REQUIRED TASK: Can you find the lines of the listing that include "label" and copy every one?

EXTRACTED ENTRIES:
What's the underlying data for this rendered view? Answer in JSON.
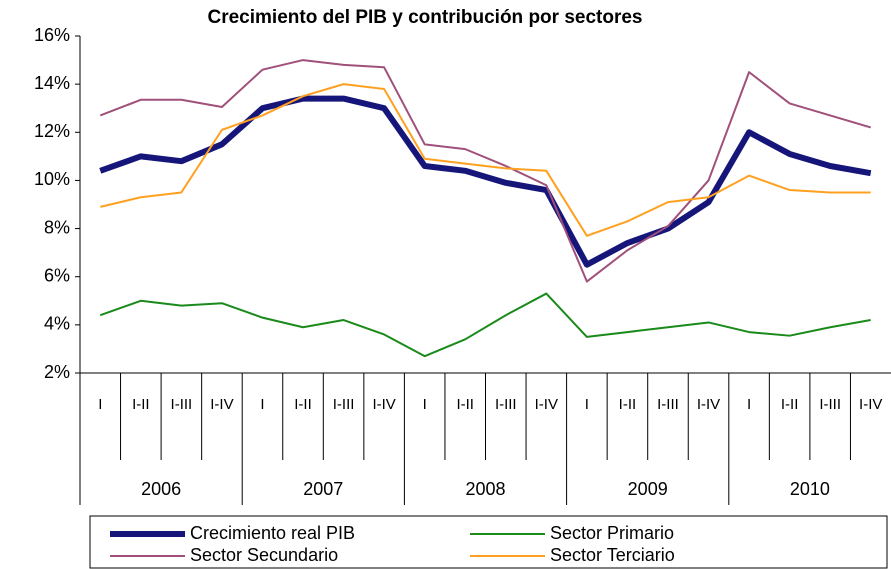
{
  "chart_data": {
    "type": "line",
    "title": "Crecimiento del PIB y contribución por sectores",
    "categories": [
      "I",
      "I-II",
      "I-III",
      "I-IV",
      "I",
      "I-II",
      "I-III",
      "I-IV",
      "I",
      "I-II",
      "I-III",
      "I-IV",
      "I",
      "I-II",
      "I-III",
      "I-IV",
      "I",
      "I-II",
      "I-III",
      "I-IV"
    ],
    "year_groups": [
      "2006",
      "2007",
      "2008",
      "2009",
      "2010"
    ],
    "series": [
      {
        "name": "Crecimiento real PIB",
        "color": "#16167a",
        "values": [
          10.4,
          11.0,
          10.8,
          11.5,
          13.0,
          13.4,
          13.4,
          13.0,
          10.6,
          10.4,
          9.9,
          9.6,
          6.5,
          7.4,
          8.0,
          9.1,
          12.0,
          11.1,
          10.6,
          10.3
        ]
      },
      {
        "name": "Sector Primario",
        "color": "#1a8a1a",
        "values": [
          4.4,
          5.0,
          4.8,
          4.9,
          4.3,
          3.9,
          4.2,
          3.6,
          2.7,
          3.4,
          4.4,
          5.3,
          3.5,
          3.7,
          3.9,
          4.1,
          3.7,
          3.55,
          3.9,
          4.2
        ]
      },
      {
        "name": "Sector Secundario",
        "color": "#a0507a",
        "values": [
          12.7,
          13.35,
          13.35,
          13.05,
          14.6,
          15.0,
          14.8,
          14.7,
          11.5,
          11.3,
          10.6,
          9.8,
          5.8,
          7.1,
          8.1,
          10.0,
          14.5,
          13.2,
          12.7,
          12.2
        ]
      },
      {
        "name": "Sector Terciario",
        "color": "#ffa020",
        "values": [
          8.9,
          9.3,
          9.5,
          12.1,
          12.7,
          13.5,
          14.0,
          13.8,
          10.9,
          10.7,
          10.5,
          10.4,
          7.7,
          8.3,
          9.1,
          9.3,
          10.2,
          9.6,
          9.5,
          9.5
        ]
      }
    ],
    "ylim": [
      2,
      16
    ],
    "yticks": [
      {
        "value": 2,
        "label": "2%"
      },
      {
        "value": 4,
        "label": "4%"
      },
      {
        "value": 6,
        "label": "6%"
      },
      {
        "value": 8,
        "label": "8%"
      },
      {
        "value": 10,
        "label": "10%"
      },
      {
        "value": 12,
        "label": "12%"
      },
      {
        "value": 14,
        "label": "14%"
      },
      {
        "value": 16,
        "label": "16%"
      }
    ]
  }
}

WORKED ANSWER:
        "label": "2%"
        "label": "4%"
        "label": "6%"
        "label": "8%"
        "label": "10%"
        "label": "12%"
        "label": "14%"
        "label": "16%"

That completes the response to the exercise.